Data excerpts
>> start

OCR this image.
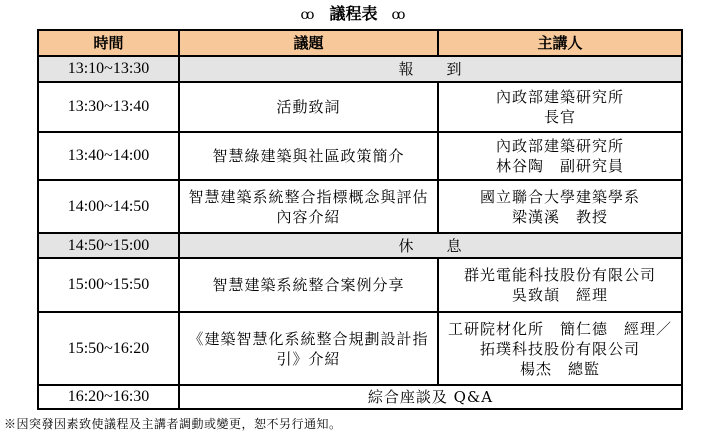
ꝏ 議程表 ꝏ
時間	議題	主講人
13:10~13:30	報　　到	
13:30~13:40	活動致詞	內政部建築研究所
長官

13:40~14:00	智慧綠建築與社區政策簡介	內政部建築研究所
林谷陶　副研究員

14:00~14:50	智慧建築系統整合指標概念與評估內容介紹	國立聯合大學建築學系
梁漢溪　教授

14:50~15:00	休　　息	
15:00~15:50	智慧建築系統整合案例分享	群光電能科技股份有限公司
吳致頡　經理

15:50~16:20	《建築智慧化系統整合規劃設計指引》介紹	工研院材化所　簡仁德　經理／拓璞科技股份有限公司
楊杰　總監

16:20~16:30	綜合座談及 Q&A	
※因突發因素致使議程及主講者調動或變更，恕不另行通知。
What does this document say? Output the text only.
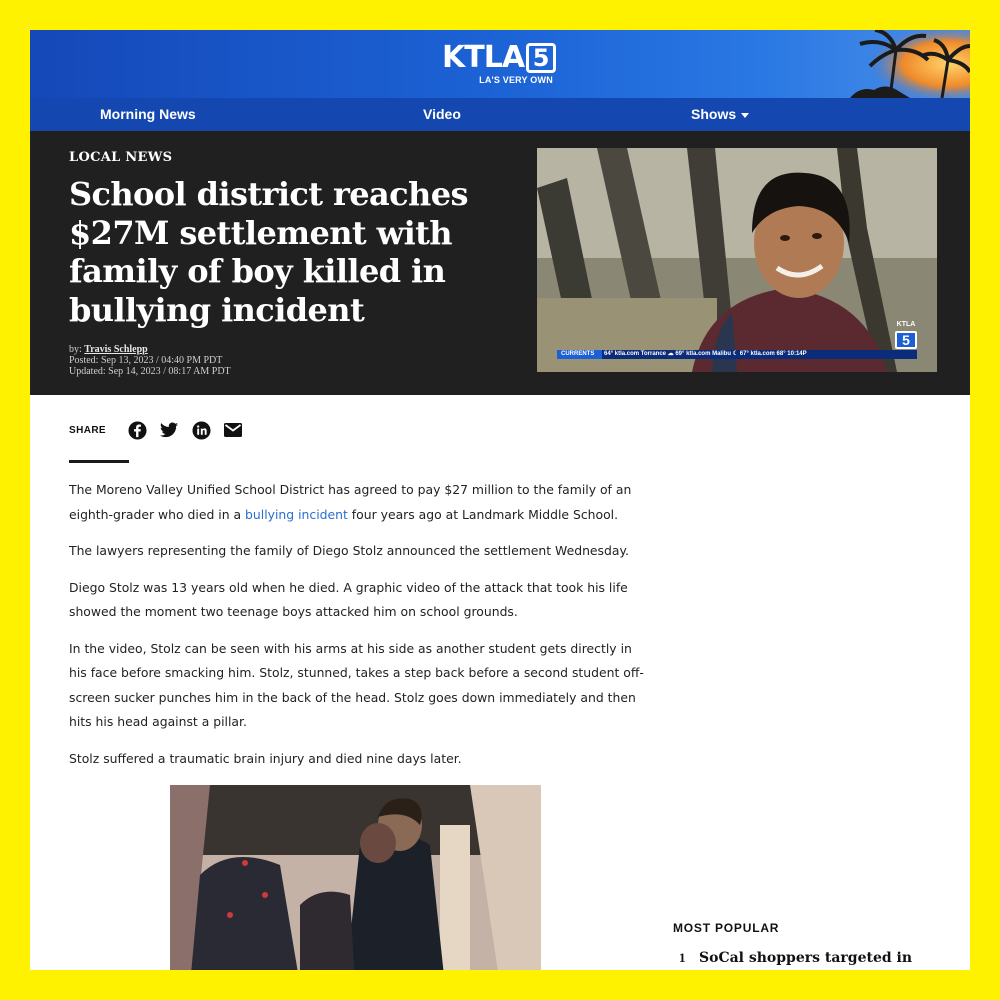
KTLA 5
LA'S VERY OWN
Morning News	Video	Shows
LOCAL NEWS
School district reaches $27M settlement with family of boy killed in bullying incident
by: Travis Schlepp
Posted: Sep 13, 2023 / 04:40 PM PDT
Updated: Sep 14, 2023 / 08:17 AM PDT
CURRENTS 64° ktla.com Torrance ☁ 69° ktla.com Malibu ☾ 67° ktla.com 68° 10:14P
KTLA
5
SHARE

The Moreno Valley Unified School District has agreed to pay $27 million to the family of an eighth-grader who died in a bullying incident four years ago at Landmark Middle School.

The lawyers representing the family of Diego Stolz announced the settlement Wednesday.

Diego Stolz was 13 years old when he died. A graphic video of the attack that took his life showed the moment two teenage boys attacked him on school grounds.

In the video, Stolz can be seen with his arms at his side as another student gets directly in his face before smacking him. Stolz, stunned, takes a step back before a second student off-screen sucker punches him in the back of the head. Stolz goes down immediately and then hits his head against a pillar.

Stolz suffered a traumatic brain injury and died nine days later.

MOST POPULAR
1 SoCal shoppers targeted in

>> end
>> start

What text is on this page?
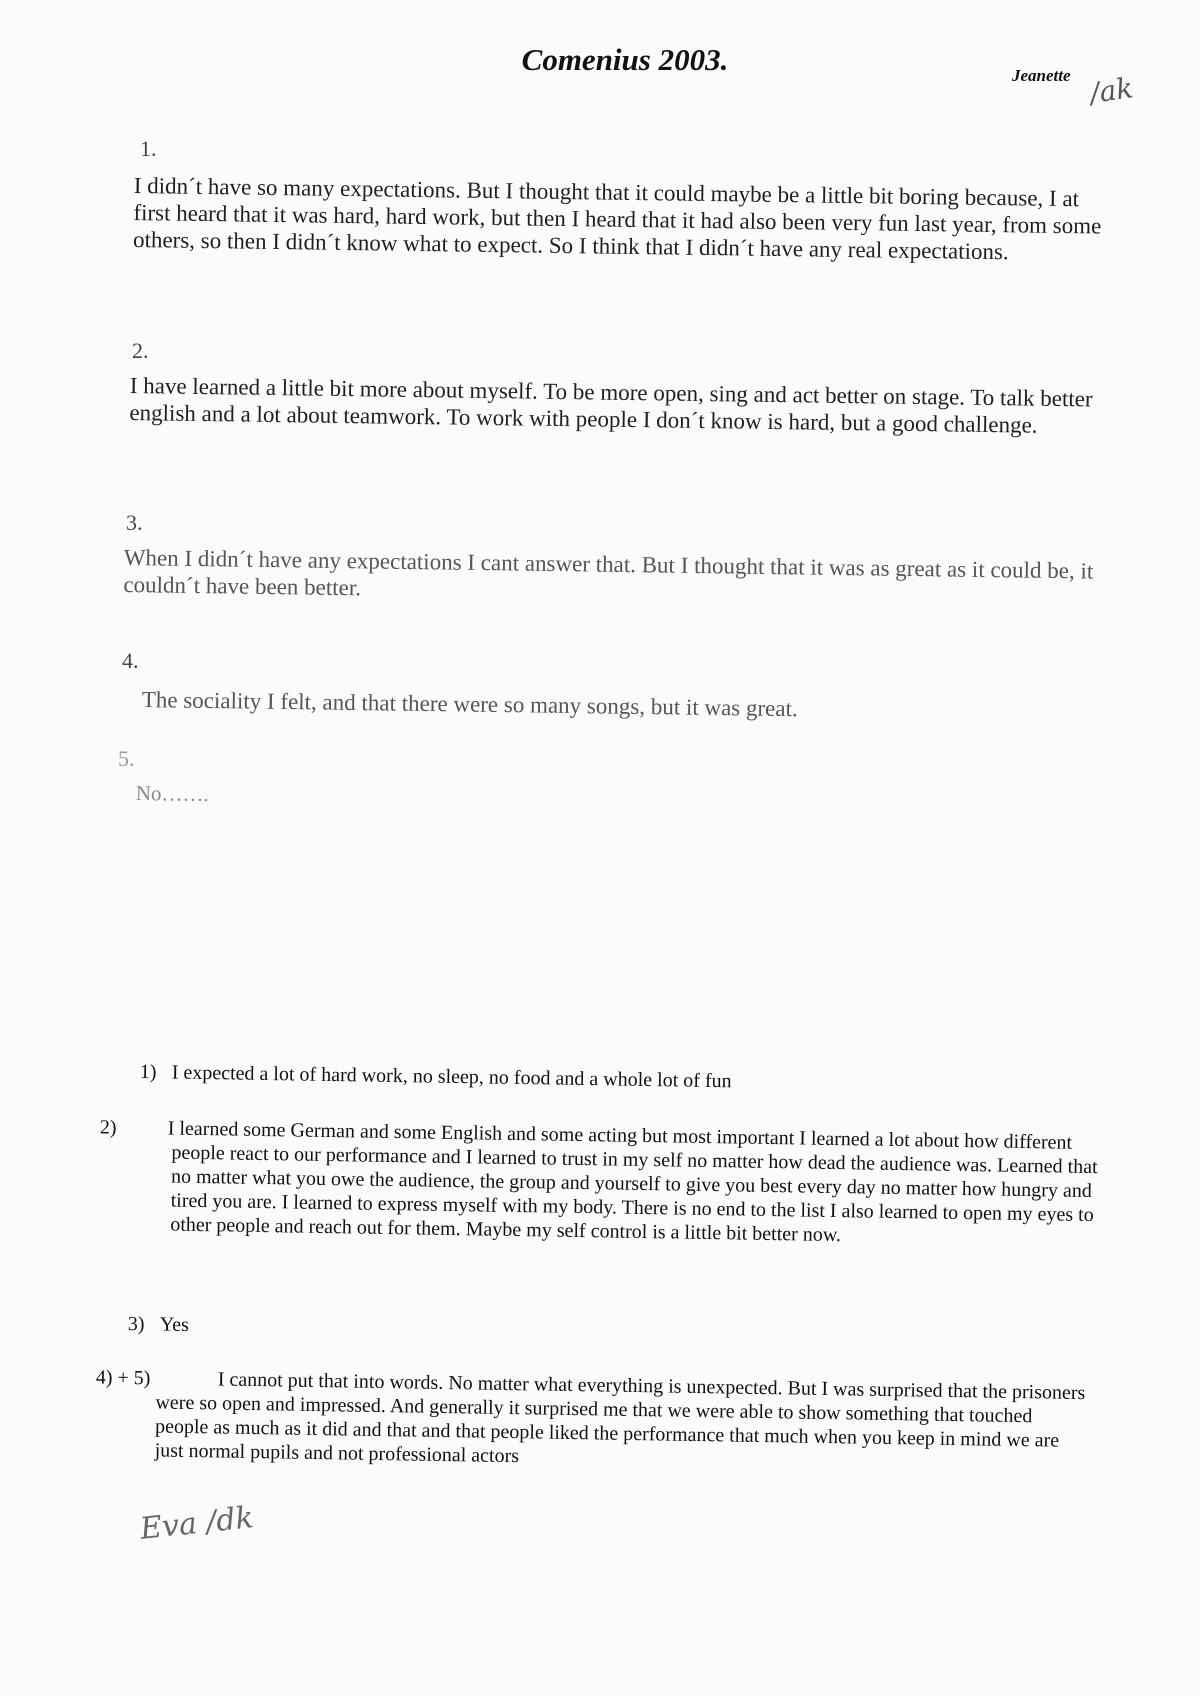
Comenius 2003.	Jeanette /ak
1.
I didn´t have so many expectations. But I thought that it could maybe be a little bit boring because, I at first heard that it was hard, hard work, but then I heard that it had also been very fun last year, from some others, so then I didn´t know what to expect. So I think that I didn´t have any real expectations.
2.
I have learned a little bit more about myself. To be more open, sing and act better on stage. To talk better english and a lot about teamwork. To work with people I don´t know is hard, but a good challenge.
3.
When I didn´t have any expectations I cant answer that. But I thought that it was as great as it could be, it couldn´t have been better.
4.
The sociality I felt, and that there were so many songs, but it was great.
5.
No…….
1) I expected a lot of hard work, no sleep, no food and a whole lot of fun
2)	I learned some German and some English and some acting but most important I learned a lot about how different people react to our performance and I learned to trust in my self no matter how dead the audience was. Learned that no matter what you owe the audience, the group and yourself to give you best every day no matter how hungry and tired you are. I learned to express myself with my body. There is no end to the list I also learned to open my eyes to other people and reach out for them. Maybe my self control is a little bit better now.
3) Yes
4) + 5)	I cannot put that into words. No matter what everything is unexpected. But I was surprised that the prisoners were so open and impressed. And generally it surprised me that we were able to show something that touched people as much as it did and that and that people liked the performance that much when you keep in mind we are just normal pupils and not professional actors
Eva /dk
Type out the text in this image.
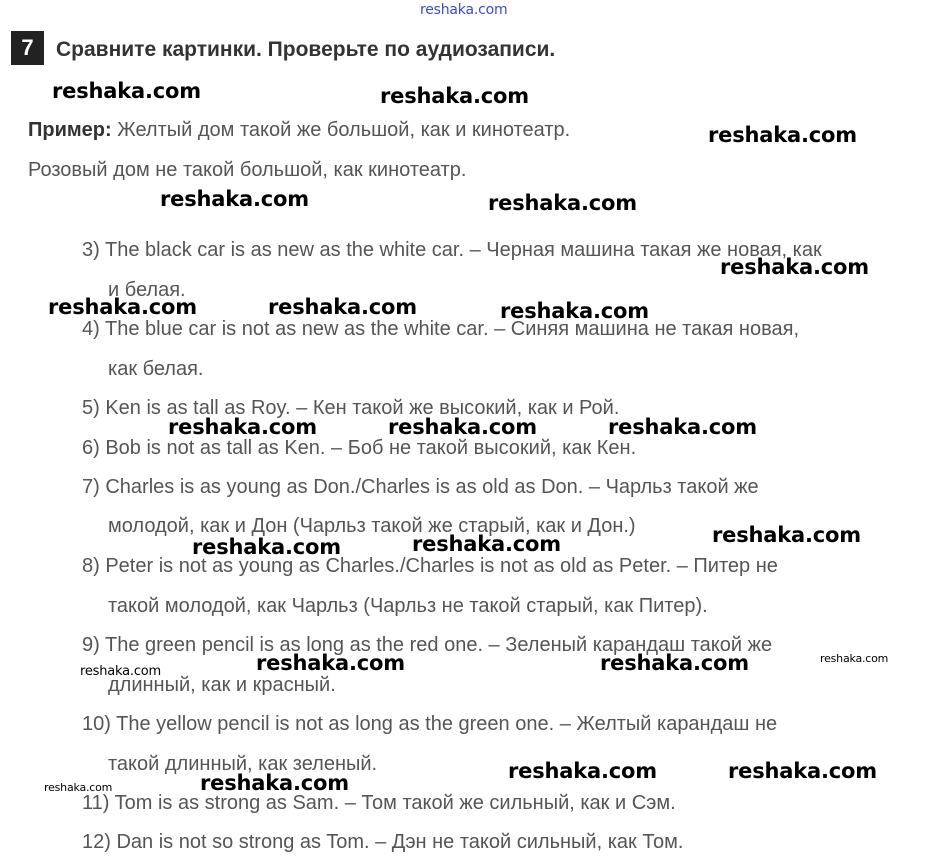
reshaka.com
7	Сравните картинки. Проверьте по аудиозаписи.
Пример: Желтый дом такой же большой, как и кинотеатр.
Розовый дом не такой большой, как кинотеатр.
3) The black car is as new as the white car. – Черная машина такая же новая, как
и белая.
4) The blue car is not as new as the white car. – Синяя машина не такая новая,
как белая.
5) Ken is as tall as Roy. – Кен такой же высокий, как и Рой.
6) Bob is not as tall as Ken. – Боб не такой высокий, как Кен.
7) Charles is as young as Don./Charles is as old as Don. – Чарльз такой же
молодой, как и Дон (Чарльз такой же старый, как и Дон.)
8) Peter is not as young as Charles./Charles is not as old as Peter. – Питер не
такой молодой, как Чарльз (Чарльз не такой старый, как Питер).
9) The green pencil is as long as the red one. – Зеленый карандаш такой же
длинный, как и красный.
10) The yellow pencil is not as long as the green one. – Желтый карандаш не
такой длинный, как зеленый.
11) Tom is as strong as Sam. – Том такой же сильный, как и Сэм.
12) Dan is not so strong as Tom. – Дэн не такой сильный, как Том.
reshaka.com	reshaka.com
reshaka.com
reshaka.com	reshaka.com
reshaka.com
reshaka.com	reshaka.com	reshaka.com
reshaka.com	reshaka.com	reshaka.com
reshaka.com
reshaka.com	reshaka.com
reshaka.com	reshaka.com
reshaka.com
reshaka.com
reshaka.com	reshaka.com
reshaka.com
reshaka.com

>> end

**Short exercise:**
Copy every line of the material in which the word "expectations" occurs.

**Completed exercise:**
I didn´t have so many expectations. But I thought that it could maybe be a little bit boring because, I at first heard that it was hard, hard work, but then I heard that it had also been very fun last year, from some others, so then I didn´t know what to expect. So I think that I didn´t have any real expectations.
When I didn´t have any expectations I cant answer that. But I thought that it was as great as it could be, it couldn´t have been better.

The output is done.